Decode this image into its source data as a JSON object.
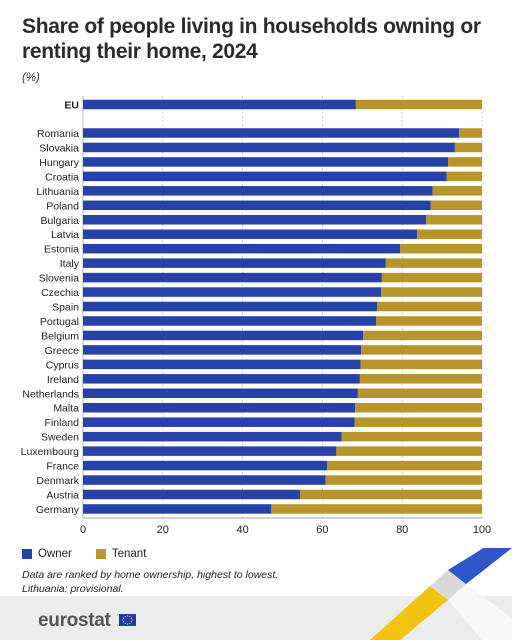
{
  "header": {
    "title": "Share of people living in households owning or renting their home, 2024",
    "unit": "(%)"
  },
  "colors": {
    "owner": "#2641a8",
    "tenant": "#b8952b",
    "grid": "#c8c8c8"
  },
  "legend": {
    "owner_label": "Owner",
    "tenant_label": "Tenant"
  },
  "notes": {
    "line1": "Data are ranked by home ownership, highest to lowest.",
    "line2": "Lithuania: provisional."
  },
  "footer": {
    "logo_text": "eurostat"
  },
  "chart_data": {
    "type": "bar",
    "orientation": "horizontal",
    "stacked": true,
    "categories": [
      "EU",
      "Romania",
      "Slovakia",
      "Hungary",
      "Croatia",
      "Lithuania",
      "Poland",
      "Bulgaria",
      "Latvia",
      "Estonia",
      "Italy",
      "Slovenia",
      "Czechia",
      "Spain",
      "Portugal",
      "Belgium",
      "Greece",
      "Cyprus",
      "Ireland",
      "Netherlands",
      "Malta",
      "Finland",
      "Sweden",
      "Luxembourg",
      "France",
      "Denmark",
      "Austria",
      "Germany"
    ],
    "series": [
      {
        "name": "Owner",
        "values": [
          68.4,
          94.3,
          93.2,
          91.5,
          91.1,
          87.6,
          87.1,
          86.0,
          83.7,
          79.5,
          75.9,
          74.9,
          74.7,
          73.7,
          73.5,
          70.2,
          69.7,
          69.6,
          69.4,
          68.9,
          68.2,
          68.1,
          64.8,
          63.5,
          61.2,
          60.8,
          54.4,
          47.2
        ]
      },
      {
        "name": "Tenant",
        "values": [
          31.6,
          5.7,
          6.8,
          8.5,
          8.9,
          12.4,
          12.9,
          14.0,
          16.3,
          20.5,
          24.1,
          25.1,
          25.3,
          26.3,
          26.5,
          29.8,
          30.3,
          30.4,
          30.6,
          31.1,
          31.8,
          31.9,
          35.2,
          36.5,
          38.8,
          39.2,
          45.6,
          52.8
        ]
      }
    ],
    "xlim": [
      0,
      100
    ],
    "xticks": [
      0,
      20,
      40,
      60,
      80,
      100
    ],
    "grid": true,
    "legend_position": "bottom-left"
  }
}
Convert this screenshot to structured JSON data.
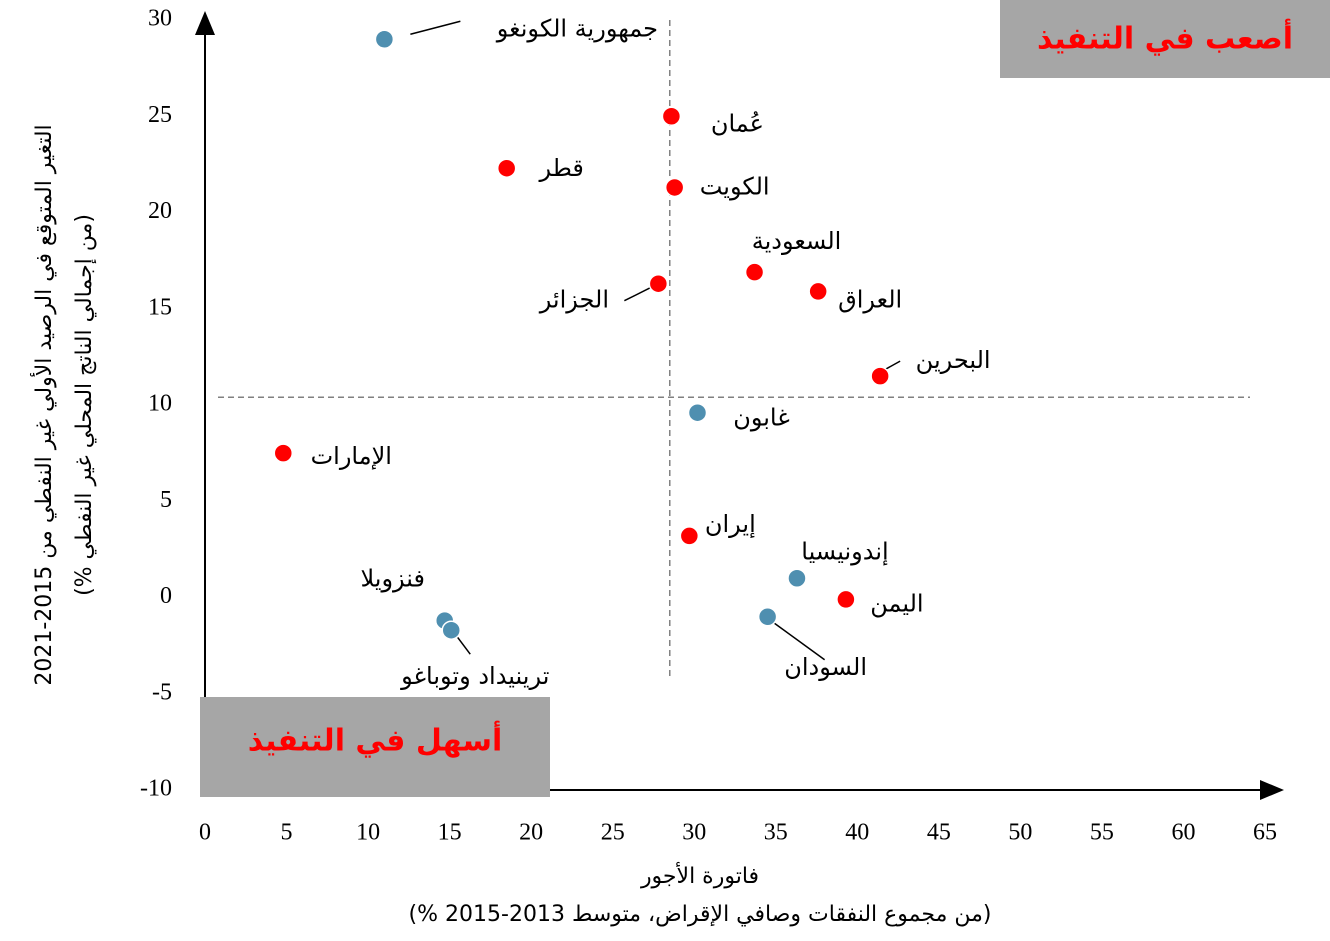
{
  "chart_data": {
    "type": "scatter",
    "x_label": [
      "فاتورة الأجور",
      "(% من مجموع النفقات وصافي الإقراض، متوسط 2013-2015)"
    ],
    "y_label": [
      "التغير المتوقع في الرصيد الأولي غير النفطي من 2015-2021",
      "(% من إجمالي الناتج المحلي غير النفطي)"
    ],
    "annotations": {
      "harder": "أصعب في التنفيذ",
      "easier": "أسهل في التنفيذ"
    },
    "reference_lines": {
      "x": 28.5,
      "y": 10.4
    },
    "xlim": [
      0,
      65
    ],
    "xticks": [
      0,
      5,
      10,
      15,
      20,
      25,
      30,
      35,
      40,
      45,
      50,
      55,
      60,
      65
    ],
    "ylim": [
      -10,
      30
    ],
    "yticks": [
      -10,
      -5,
      0,
      5,
      10,
      15,
      20,
      25,
      30
    ],
    "points": [
      {
        "name": "جمهورية الكونغو",
        "x": 11.0,
        "y": 29.0,
        "color": "#4f8fb0"
      },
      {
        "name": "عُمان",
        "x": 28.6,
        "y": 25.0,
        "color": "#ff0000"
      },
      {
        "name": "قطر",
        "x": 18.5,
        "y": 22.3,
        "color": "#ff0000"
      },
      {
        "name": "الكويت",
        "x": 28.8,
        "y": 21.3,
        "color": "#ff0000"
      },
      {
        "name": "السعودية",
        "x": 33.7,
        "y": 16.9,
        "color": "#ff0000"
      },
      {
        "name": "العراق",
        "x": 37.6,
        "y": 15.9,
        "color": "#ff0000"
      },
      {
        "name": "الجزائر",
        "x": 27.8,
        "y": 16.3,
        "color": "#ff0000"
      },
      {
        "name": "البحرين",
        "x": 41.4,
        "y": 11.5,
        "color": "#ff0000"
      },
      {
        "name": "غابون",
        "x": 30.2,
        "y": 9.6,
        "color": "#4f8fb0"
      },
      {
        "name": "الإمارات",
        "x": 4.8,
        "y": 7.5,
        "color": "#ff0000"
      },
      {
        "name": "إيران",
        "x": 29.7,
        "y": 3.2,
        "color": "#ff0000"
      },
      {
        "name": "إندونيسيا",
        "x": 36.3,
        "y": 1.0,
        "color": "#4f8fb0"
      },
      {
        "name": "اليمن",
        "x": 39.3,
        "y": -0.1,
        "color": "#ff0000"
      },
      {
        "name": "السودان",
        "x": 34.5,
        "y": -1.0,
        "color": "#4f8fb0"
      },
      {
        "name": "فنزويلا",
        "x": 14.7,
        "y": -1.2,
        "color": "#4f8fb0"
      },
      {
        "name": "ترينيداد وتوباغو",
        "x": 15.1,
        "y": -1.7,
        "color": "#4f8fb0"
      }
    ]
  }
}
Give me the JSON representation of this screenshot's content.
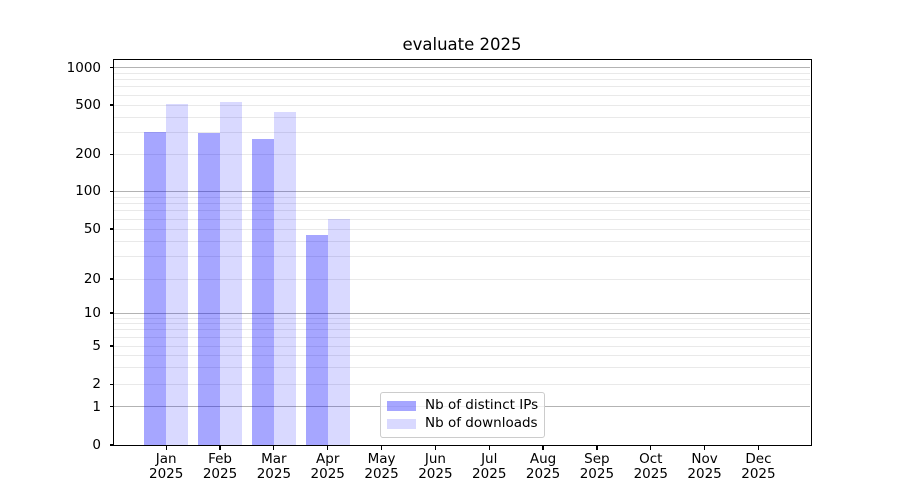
{
  "chart_data": {
    "type": "bar",
    "title": "evaluate 2025",
    "xlabel": "",
    "ylabel": "",
    "yscale": "symlog",
    "ylim": [
      0,
      1000
    ],
    "yticks": [
      0,
      1,
      2,
      5,
      10,
      20,
      50,
      100,
      200,
      500,
      1000
    ],
    "categories": [
      "Jan 2025",
      "Feb 2025",
      "Mar 2025",
      "Apr 2025",
      "May 2025",
      "Jun 2025",
      "Jul 2025",
      "Aug 2025",
      "Sep 2025",
      "Oct 2025",
      "Nov 2025",
      "Dec 2025"
    ],
    "series": [
      {
        "name": "Nb of distinct IPs",
        "color": "rgba(0,0,255,0.35)",
        "color_on_white": "#a6a6ff",
        "values": [
          300,
          295,
          265,
          45,
          null,
          null,
          null,
          null,
          null,
          null,
          null,
          null
        ]
      },
      {
        "name": "Nb of downloads",
        "color": "rgba(0,0,255,0.15)",
        "color_on_white": "#d9d9ff",
        "values": [
          505,
          530,
          440,
          60,
          null,
          null,
          null,
          null,
          null,
          null,
          null,
          null
        ]
      }
    ],
    "grid": {
      "major_values": [
        1,
        10,
        100,
        1000
      ],
      "minor_values": [
        2,
        3,
        4,
        5,
        6,
        7,
        8,
        9,
        20,
        30,
        40,
        50,
        60,
        70,
        80,
        90,
        200,
        300,
        400,
        500,
        600,
        700,
        800,
        900
      ],
      "major_color": "#b3b3b3",
      "minor_color": "#e9e9e9"
    },
    "legend": {
      "position": "bottom-center",
      "entries": [
        "Nb of distinct IPs",
        "Nb of downloads"
      ]
    }
  }
}
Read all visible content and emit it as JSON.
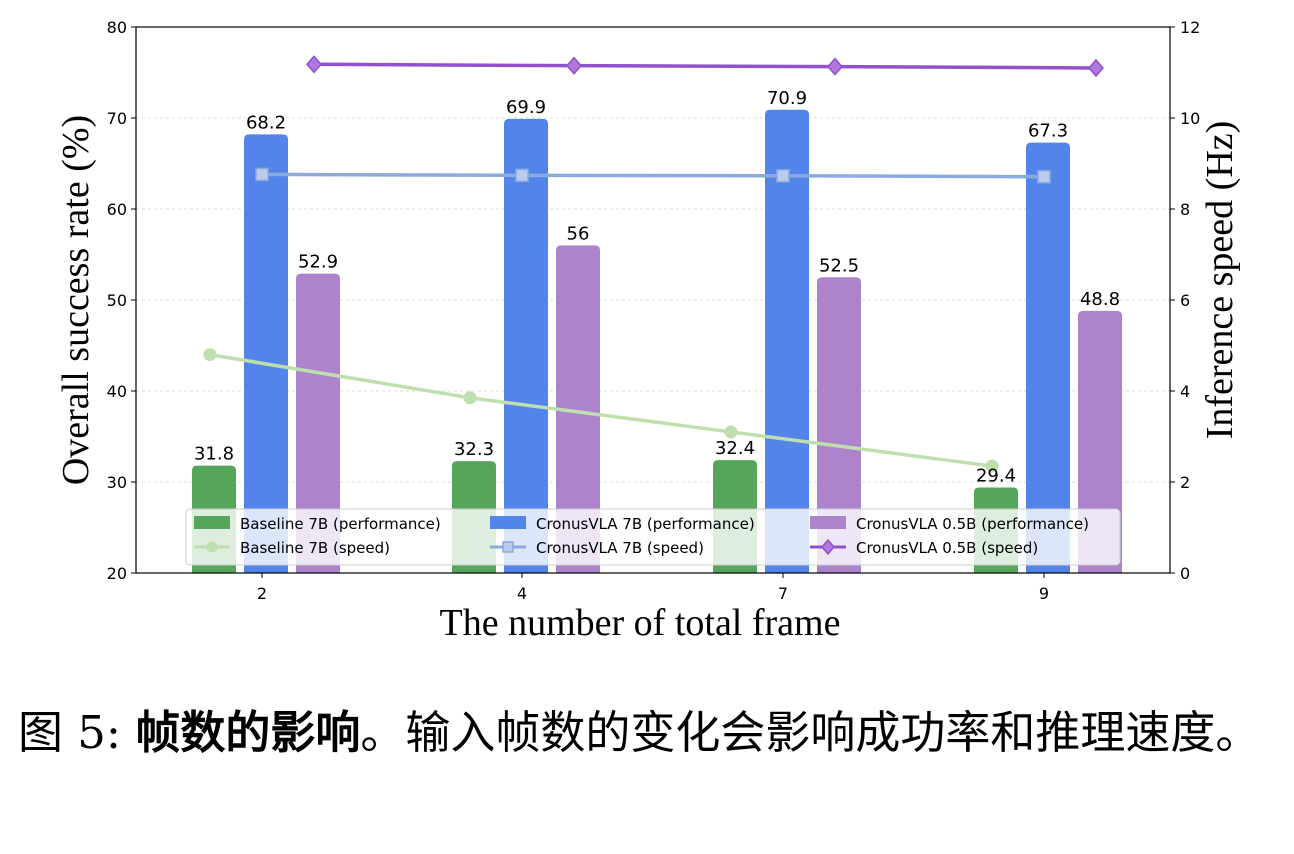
{
  "chart_data": {
    "type": "bar",
    "categories": [
      "2",
      "4",
      "7",
      "9"
    ],
    "xlabel": "The number of total frame",
    "ylabel_left": "Overall success rate (%)",
    "ylabel_right": "Inference speed  (Hz)",
    "ylim_left": [
      20,
      80
    ],
    "ylim_right": [
      0,
      12
    ],
    "yticks_left": [
      "20",
      "30",
      "40",
      "50",
      "60",
      "70",
      "80"
    ],
    "yticks_right": [
      "0",
      "2",
      "4",
      "6",
      "8",
      "10",
      "12"
    ],
    "grid": "horizontal dashed",
    "legend_placement": "lower center",
    "bar_series": [
      {
        "name": "Baseline 7B (performance)",
        "color": "#55a55a",
        "values": [
          31.8,
          32.3,
          32.4,
          29.4
        ],
        "labels": [
          "31.8",
          "32.3",
          "32.4",
          "29.4"
        ]
      },
      {
        "name": "CronusVLA 7B (performance)",
        "color": "#5384ea",
        "values": [
          68.2,
          69.9,
          70.9,
          67.3
        ],
        "labels": [
          "68.2",
          "69.9",
          "70.9",
          "67.3"
        ]
      },
      {
        "name": "CronusVLA 0.5B (performance)",
        "color": "#ad84cc",
        "values": [
          52.9,
          56,
          52.5,
          48.8
        ],
        "labels": [
          "52.9",
          "56",
          "52.5",
          "48.8"
        ]
      }
    ],
    "line_series": [
      {
        "name": "Baseline 7B (speed)",
        "color": "#bfe0ae",
        "marker": "circle",
        "values": [
          4.8,
          3.85,
          3.1,
          2.35
        ]
      },
      {
        "name": "CronusVLA 7B (speed)",
        "color": "#8aaae0",
        "marker": "square",
        "values": [
          8.76,
          8.74,
          8.73,
          8.71
        ]
      },
      {
        "name": "CronusVLA 0.5B (speed)",
        "color": "#9150cc",
        "marker": "diamond",
        "values": [
          11.18,
          11.15,
          11.13,
          11.1
        ]
      }
    ]
  },
  "caption": {
    "figure_label": "图 5: ",
    "bold_title": "帧数的影响",
    "text": "。输入帧数的变化会影响成功率和推理速度。"
  }
}
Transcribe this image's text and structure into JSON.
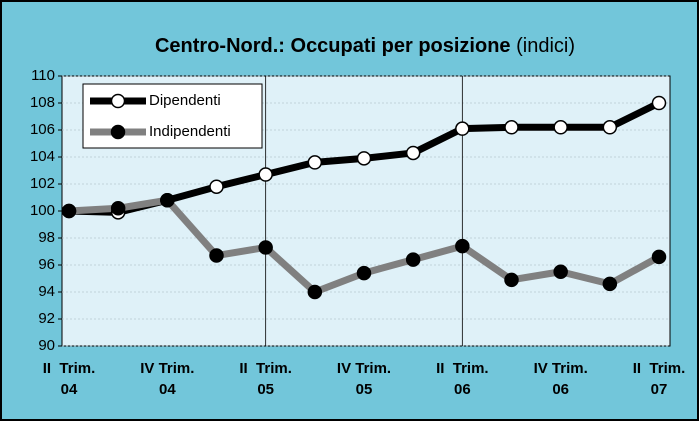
{
  "chart_data": {
    "type": "line",
    "title": "Centro-Nord.: Occupati per posizione",
    "subtitle": "(indici)",
    "categories": [
      "II  Trim.\n04",
      null,
      "IV Trim.\n04",
      null,
      "II  Trim.\n05",
      null,
      "IV Trim.\n05",
      null,
      "II  Trim.\n06",
      null,
      "IV Trim.\n06",
      null,
      "II  Trim.\n07"
    ],
    "series": [
      {
        "name": "Dipendenti",
        "color": "#000000",
        "marker_fill": "#ffffff",
        "values": [
          100,
          99.9,
          100.8,
          101.8,
          102.7,
          103.6,
          103.9,
          104.3,
          106.1,
          106.2,
          106.2,
          106.2,
          108.0
        ]
      },
      {
        "name": "Indipendenti",
        "color": "#808080",
        "marker_fill": "#000000",
        "values": [
          100,
          100.2,
          100.8,
          96.7,
          97.3,
          94.0,
          95.4,
          96.4,
          97.4,
          94.9,
          95.5,
          94.6,
          96.6
        ]
      }
    ],
    "ylim": [
      90,
      110
    ],
    "yticks": [
      90,
      92,
      94,
      96,
      98,
      100,
      102,
      104,
      106,
      108,
      110
    ],
    "grid": true,
    "legend": "upper left"
  }
}
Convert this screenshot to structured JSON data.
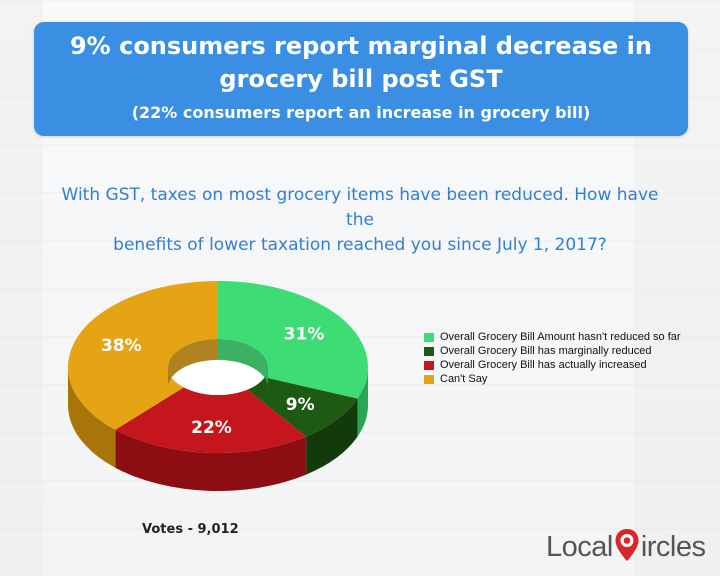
{
  "header": {
    "title_line1": "9% consumers report marginal decrease in",
    "title_line2": "grocery bill post GST",
    "subtitle": "(22% consumers report an increase in grocery bill)"
  },
  "question": {
    "line1": "With GST, taxes on most grocery items have been reduced. How have the",
    "line2": "benefits of lower taxation reached you since July 1, 2017?"
  },
  "votes_label": "Votes - 9,012",
  "logo": {
    "part1": "Local",
    "part2": "ircles",
    "pin_letter": "C",
    "pin_icon": "location-pin-icon"
  },
  "colors": {
    "banner": "#3a8fe3",
    "question_text": "#2f7fd6",
    "logo_red": "#d9262b"
  },
  "chart_data": {
    "type": "pie",
    "variant": "3d-donut",
    "categories": [
      "Overall Grocery Bill Amount hasn't reduced so far",
      "Overall Grocery Bill has marginally reduced",
      "Overall Grocery Bill has actually increased",
      "Can't Say"
    ],
    "values": [
      31,
      9,
      22,
      38
    ],
    "labels": [
      "31%",
      "9%",
      "22%",
      "38%"
    ],
    "colors": [
      "#3ddc74",
      "#1f5a12",
      "#c4161c",
      "#e6a314"
    ],
    "side_colors": [
      "#28a852",
      "#123a0a",
      "#8c0e13",
      "#a87508"
    ],
    "legend_position": "right"
  }
}
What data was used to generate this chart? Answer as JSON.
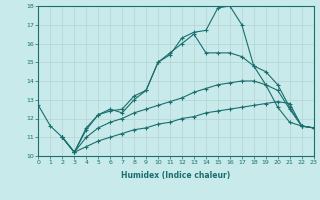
{
  "xlabel": "Humidex (Indice chaleur)",
  "bg_color": "#c8eaea",
  "grid_color": "#b8d8d8",
  "line_color": "#1a6e6e",
  "xlim": [
    0,
    23
  ],
  "ylim": [
    10,
    18
  ],
  "xticks": [
    0,
    1,
    2,
    3,
    4,
    5,
    6,
    7,
    8,
    9,
    10,
    11,
    12,
    13,
    14,
    15,
    16,
    17,
    18,
    19,
    20,
    21,
    22,
    23
  ],
  "yticks": [
    10,
    11,
    12,
    13,
    14,
    15,
    16,
    17,
    18
  ],
  "series": [
    {
      "x": [
        0,
        1,
        2,
        3,
        4,
        5,
        6,
        7,
        8,
        9,
        10,
        11,
        12,
        13,
        14,
        15,
        16,
        17,
        18,
        19,
        20,
        21,
        22,
        23
      ],
      "y": [
        12.7,
        11.6,
        11.0,
        10.2,
        11.4,
        12.2,
        12.5,
        12.3,
        13.0,
        13.5,
        15.0,
        15.4,
        16.3,
        16.6,
        16.7,
        17.9,
        18.0,
        17.0,
        14.8,
        13.8,
        12.6,
        11.8,
        11.6,
        11.5
      ]
    },
    {
      "x": [
        2,
        3,
        4,
        5,
        6,
        7,
        8,
        9,
        10,
        11,
        12,
        13,
        14,
        15,
        16,
        17,
        18,
        19,
        20,
        21,
        22,
        23
      ],
      "y": [
        11.0,
        10.2,
        11.5,
        12.2,
        12.4,
        12.5,
        13.2,
        13.5,
        15.0,
        15.5,
        16.0,
        16.5,
        15.5,
        15.5,
        15.5,
        15.3,
        14.8,
        14.5,
        13.8,
        12.6,
        11.6,
        11.5
      ]
    },
    {
      "x": [
        2,
        3,
        4,
        5,
        6,
        7,
        8,
        9,
        10,
        11,
        12,
        13,
        14,
        15,
        16,
        17,
        18,
        19,
        20,
        21,
        22,
        23
      ],
      "y": [
        11.0,
        10.2,
        11.0,
        11.5,
        11.8,
        12.0,
        12.3,
        12.5,
        12.7,
        12.9,
        13.1,
        13.4,
        13.6,
        13.8,
        13.9,
        14.0,
        14.0,
        13.8,
        13.5,
        12.5,
        11.6,
        11.5
      ]
    },
    {
      "x": [
        2,
        3,
        4,
        5,
        6,
        7,
        8,
        9,
        10,
        11,
        12,
        13,
        14,
        15,
        16,
        17,
        18,
        19,
        20,
        21,
        22,
        23
      ],
      "y": [
        11.0,
        10.2,
        10.5,
        10.8,
        11.0,
        11.2,
        11.4,
        11.5,
        11.7,
        11.8,
        12.0,
        12.1,
        12.3,
        12.4,
        12.5,
        12.6,
        12.7,
        12.8,
        12.9,
        12.8,
        11.6,
        11.5
      ]
    }
  ]
}
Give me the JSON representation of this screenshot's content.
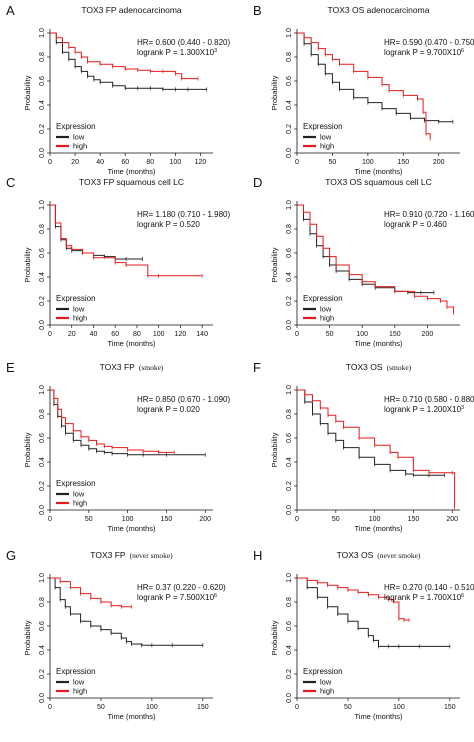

★ ★ ★ ★ ★

Your task is to collect every line above that contains the word "CronusVLA".

        "name": "CronusVLA 7B (performance)",
        "name": "CronusVLA 0.5B (performance)",
        "name": "CronusVLA 7B (speed)",
        "name": "CronusVLA 0.5B (speed)",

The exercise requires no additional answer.